● TO BE DONE:
Set the following entries down again exactly, line by line.

● GIVEN DATA:
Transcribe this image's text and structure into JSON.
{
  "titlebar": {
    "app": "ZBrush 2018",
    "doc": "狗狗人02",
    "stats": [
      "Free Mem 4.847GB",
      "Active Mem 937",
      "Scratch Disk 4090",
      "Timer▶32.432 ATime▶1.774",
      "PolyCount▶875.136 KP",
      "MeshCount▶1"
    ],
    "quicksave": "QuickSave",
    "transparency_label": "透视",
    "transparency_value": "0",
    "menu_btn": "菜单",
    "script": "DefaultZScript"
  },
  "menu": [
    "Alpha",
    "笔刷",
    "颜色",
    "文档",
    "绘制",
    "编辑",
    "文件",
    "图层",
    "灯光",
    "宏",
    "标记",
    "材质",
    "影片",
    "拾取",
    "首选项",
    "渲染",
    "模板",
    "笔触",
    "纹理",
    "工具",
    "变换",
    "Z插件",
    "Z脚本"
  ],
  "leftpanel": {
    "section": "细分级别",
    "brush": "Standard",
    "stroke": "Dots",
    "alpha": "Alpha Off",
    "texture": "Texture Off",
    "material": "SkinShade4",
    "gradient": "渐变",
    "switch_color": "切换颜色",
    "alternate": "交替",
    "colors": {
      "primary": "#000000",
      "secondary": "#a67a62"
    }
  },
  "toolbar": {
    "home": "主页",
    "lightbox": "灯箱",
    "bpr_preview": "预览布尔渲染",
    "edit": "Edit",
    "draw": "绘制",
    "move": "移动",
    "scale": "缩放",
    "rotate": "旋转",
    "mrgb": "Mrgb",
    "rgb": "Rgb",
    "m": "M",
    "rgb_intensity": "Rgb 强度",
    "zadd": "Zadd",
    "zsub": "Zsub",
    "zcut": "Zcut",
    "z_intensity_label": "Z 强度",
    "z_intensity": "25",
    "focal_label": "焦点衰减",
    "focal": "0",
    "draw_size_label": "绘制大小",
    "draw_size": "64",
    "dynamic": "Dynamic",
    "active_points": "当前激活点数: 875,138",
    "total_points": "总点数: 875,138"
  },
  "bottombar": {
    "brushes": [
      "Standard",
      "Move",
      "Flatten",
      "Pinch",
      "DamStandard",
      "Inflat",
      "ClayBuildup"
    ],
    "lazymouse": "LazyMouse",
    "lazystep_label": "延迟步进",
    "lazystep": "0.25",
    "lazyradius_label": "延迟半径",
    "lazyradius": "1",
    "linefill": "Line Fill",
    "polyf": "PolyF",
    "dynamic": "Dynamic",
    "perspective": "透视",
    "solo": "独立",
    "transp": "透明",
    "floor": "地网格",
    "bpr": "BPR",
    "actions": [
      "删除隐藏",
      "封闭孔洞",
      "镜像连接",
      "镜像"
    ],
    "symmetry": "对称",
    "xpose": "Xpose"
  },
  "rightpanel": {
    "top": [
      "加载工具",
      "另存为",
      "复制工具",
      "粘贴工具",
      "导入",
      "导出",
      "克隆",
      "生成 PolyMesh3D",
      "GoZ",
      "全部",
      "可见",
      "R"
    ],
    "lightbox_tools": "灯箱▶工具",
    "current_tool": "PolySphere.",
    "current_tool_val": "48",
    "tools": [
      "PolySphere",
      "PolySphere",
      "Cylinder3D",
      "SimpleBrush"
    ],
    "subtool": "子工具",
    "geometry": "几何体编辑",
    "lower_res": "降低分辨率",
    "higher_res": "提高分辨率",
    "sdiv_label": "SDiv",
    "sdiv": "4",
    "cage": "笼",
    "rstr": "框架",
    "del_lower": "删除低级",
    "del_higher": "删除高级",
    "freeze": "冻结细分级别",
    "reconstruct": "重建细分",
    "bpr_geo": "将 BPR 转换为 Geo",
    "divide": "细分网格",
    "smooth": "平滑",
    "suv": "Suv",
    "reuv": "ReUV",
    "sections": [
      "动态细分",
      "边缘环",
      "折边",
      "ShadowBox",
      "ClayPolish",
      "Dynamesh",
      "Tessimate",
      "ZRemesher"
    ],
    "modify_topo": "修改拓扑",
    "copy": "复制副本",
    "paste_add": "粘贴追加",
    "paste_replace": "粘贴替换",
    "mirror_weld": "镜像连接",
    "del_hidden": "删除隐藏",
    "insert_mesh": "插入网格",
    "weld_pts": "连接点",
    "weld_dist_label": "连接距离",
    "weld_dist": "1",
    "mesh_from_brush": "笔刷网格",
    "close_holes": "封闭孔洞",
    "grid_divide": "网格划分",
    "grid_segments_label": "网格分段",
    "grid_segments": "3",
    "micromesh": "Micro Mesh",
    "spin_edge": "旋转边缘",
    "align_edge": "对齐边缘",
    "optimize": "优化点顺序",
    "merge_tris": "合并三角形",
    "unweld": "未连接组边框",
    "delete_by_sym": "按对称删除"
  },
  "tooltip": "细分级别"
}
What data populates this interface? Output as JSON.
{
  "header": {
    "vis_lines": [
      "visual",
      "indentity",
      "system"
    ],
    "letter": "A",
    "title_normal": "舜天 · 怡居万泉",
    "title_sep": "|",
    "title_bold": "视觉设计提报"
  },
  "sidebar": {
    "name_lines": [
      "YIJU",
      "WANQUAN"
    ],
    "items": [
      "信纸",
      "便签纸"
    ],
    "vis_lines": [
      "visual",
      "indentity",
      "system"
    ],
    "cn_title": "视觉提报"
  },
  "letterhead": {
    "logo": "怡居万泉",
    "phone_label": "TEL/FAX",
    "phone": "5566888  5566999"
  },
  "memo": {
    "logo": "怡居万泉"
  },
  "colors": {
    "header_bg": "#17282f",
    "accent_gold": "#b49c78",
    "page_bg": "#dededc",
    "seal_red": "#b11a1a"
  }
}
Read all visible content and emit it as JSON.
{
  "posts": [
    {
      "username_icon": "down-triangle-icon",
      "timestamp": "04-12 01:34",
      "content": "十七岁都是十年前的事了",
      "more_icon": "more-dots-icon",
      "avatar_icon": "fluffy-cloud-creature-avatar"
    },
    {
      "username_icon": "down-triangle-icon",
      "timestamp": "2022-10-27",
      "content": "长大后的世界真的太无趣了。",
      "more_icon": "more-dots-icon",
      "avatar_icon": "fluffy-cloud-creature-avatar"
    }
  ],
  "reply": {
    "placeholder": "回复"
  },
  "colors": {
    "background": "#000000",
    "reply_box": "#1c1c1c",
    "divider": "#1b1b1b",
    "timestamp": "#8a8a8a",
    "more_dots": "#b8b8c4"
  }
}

● TASK SOLUTION:
Transcribe this image's text and structure into JSON.
{
  "titlebar": {
    "app": "ZBrush 2018",
    "doc": "狗狗人02",
    "stats": [
      "Free Mem 4.847GB",
      "Active Mem 937",
      "Scratch Disk 4090",
      "Timer▶32.432 ATime▶1.774",
      "PolyCount▶875.136 KP",
      "MeshCount▶1"
    ],
    "quicksave": "QuickSave",
    "transparency_label": "透视",
    "transparency_value": "0",
    "menu_btn": "菜单",
    "script": "DefaultZScript"
  },
  "menu": [
    "Alpha",
    "笔刷",
    "颜色",
    "文档",
    "绘制",
    "编辑",
    "文件",
    "图层",
    "灯光",
    "宏",
    "标记",
    "材质",
    "影片",
    "拾取",
    "首选项",
    "渲染",
    "模板",
    "笔触",
    "纹理",
    "工具",
    "变换",
    "Z插件",
    "Z脚本"
  ],
  "leftpanel": {
    "section": "细分级别",
    "brush": "Standard",
    "stroke": "Dots",
    "alpha": "Alpha Off",
    "texture": "Texture Off",
    "material": "SkinShade4",
    "gradient": "渐变",
    "switch_color": "切换颜色",
    "alternate": "交替",
    "colors": {
      "primary": "#000000",
      "secondary": "#a67a62"
    }
  },
  "toolbar": {
    "home": "主页",
    "lightbox": "灯箱",
    "bpr_preview": "预览布尔渲染",
    "edit": "Edit",
    "draw": "绘制",
    "move": "移动",
    "scale": "缩放",
    "rotate": "旋转",
    "mrgb": "Mrgb",
    "rgb": "Rgb",
    "m": "M",
    "rgb_intensity": "Rgb 强度",
    "zadd": "Zadd",
    "zsub": "Zsub",
    "zcut": "Zcut",
    "z_intensity_label": "Z 强度",
    "z_intensity": "25",
    "focal_label": "焦点衰减",
    "focal": "0",
    "draw_size_label": "绘制大小",
    "draw_size": "64",
    "dynamic": "Dynamic",
    "active_points": "当前激活点数: 875,138",
    "total_points": "总点数: 875,138"
  },
  "bottombar": {
    "brushes": [
      "Standard",
      "Move",
      "Flatten",
      "Pinch",
      "DamStandard",
      "Inflat",
      "ClayBuildup"
    ],
    "lazymouse": "LazyMouse",
    "lazystep_label": "延迟步进",
    "lazystep": "0.25",
    "lazyradius_label": "延迟半径",
    "lazyradius": "1",
    "linefill": "Line Fill",
    "polyf": "PolyF",
    "dynamic": "Dynamic",
    "perspective": "透视",
    "solo": "独立",
    "transp": "透明",
    "floor": "地网格",
    "bpr": "BPR",
    "actions": [
      "删除隐藏",
      "封闭孔洞",
      "镜像连接",
      "镜像"
    ],
    "symmetry": "对称",
    "xpose": "Xpose"
  },
  "rightpanel": {
    "top": [
      "加载工具",
      "另存为",
      "复制工具",
      "粘贴工具",
      "导入",
      "导出",
      "克隆",
      "生成 PolyMesh3D",
      "GoZ",
      "全部",
      "可见",
      "R"
    ],
    "lightbox_tools": "灯箱▶工具",
    "current_tool": "PolySphere.",
    "current_tool_val": "48",
    "tools": [
      "PolySphere",
      "PolySphere",
      "Cylinder3D",
      "SimpleBrush"
    ],
    "subtool": "子工具",
    "geometry": "几何体编辑",
    "lower_res": "降低分辨率",
    "higher_res": "提高分辨率",
    "sdiv_label": "SDiv",
    "sdiv": "4",
    "cage": "笼",
    "rstr": "框架",
    "del_lower": "删除低级",
    "del_higher": "删除高级",
    "freeze": "冻结细分级别",
    "reconstruct": "重建细分",
    "bpr_geo": "将 BPR 转换为 Geo",
    "divide": "细分网格",
    "smooth": "平滑",
    "suv": "Suv",
    "reuv": "ReUV",
    "sections": [
      "动态细分",
      "边缘环",
      "折边",
      "ShadowBox",
      "ClayPolish",
      "Dynamesh",
      "Tessimate",
      "ZRemesher"
    ],
    "modify_topo": "修改拓扑",
    "copy": "复制副本",
    "paste_add": "粘贴追加",
    "paste_replace": "粘贴替换",
    "mirror_weld": "镜像连接",
    "del_hidden": "删除隐藏",
    "insert_mesh": "插入网格",
    "weld_pts": "连接点",
    "weld_dist_label": "连接距离",
    "weld_dist": "1",
    "mesh_from_brush": "笔刷网格",
    "close_holes": "封闭孔洞",
    "grid_divide": "网格划分",
    "grid_segments_label": "网格分段",
    "grid_segments": "3",
    "micromesh": "Micro Mesh",
    "spin_edge": "旋转边缘",
    "align_edge": "对齐边缘",
    "optimize": "优化点顺序",
    "merge_tris": "合并三角形",
    "unweld": "未连接组边框",
    "delete_by_sym": "按对称删除"
  },
  "tooltip": "细分级别"
}
What data populates this interface? Output as JSON.
{
  "header": {
    "vis_lines": [
      "visual",
      "indentity",
      "system"
    ],
    "letter": "A",
    "title_normal": "舜天 · 怡居万泉",
    "title_sep": "|",
    "title_bold": "视觉设计提报"
  },
  "sidebar": {
    "name_lines": [
      "YIJU",
      "WANQUAN"
    ],
    "items": [
      "信纸",
      "便签纸"
    ],
    "vis_lines": [
      "visual",
      "indentity",
      "system"
    ],
    "cn_title": "视觉提报"
  },
  "letterhead": {
    "logo": "怡居万泉",
    "phone_label": "TEL/FAX",
    "phone": "5566888  5566999"
  },
  "memo": {
    "logo": "怡居万泉"
  },
  "colors": {
    "header_bg": "#17282f",
    "accent_gold": "#b49c78",
    "page_bg": "#dededc",
    "seal_red": "#b11a1a"
  }
}
Read all visible content and emit it as JSON.
{
  "posts": [
    {
      "username_icon": "down-triangle-icon",
      "timestamp": "04-12 01:34",
      "content": "十七岁都是十年前的事了",
      "more_icon": "more-dots-icon",
      "avatar_icon": "fluffy-cloud-creature-avatar"
    },
    {
      "username_icon": "down-triangle-icon",
      "timestamp": "2022-10-27",
      "content": "长大后的世界真的太无趣了。",
      "more_icon": "more-dots-icon",
      "avatar_icon": "fluffy-cloud-creature-avatar"
    }
  ],
  "reply": {
    "placeholder": "回复"
  },
  "colors": {
    "background": "#000000",
    "reply_box": "#1c1c1c",
    "divider": "#1b1b1b",
    "timestamp": "#8a8a8a",
    "more_dots": "#b8b8c4"
  }
}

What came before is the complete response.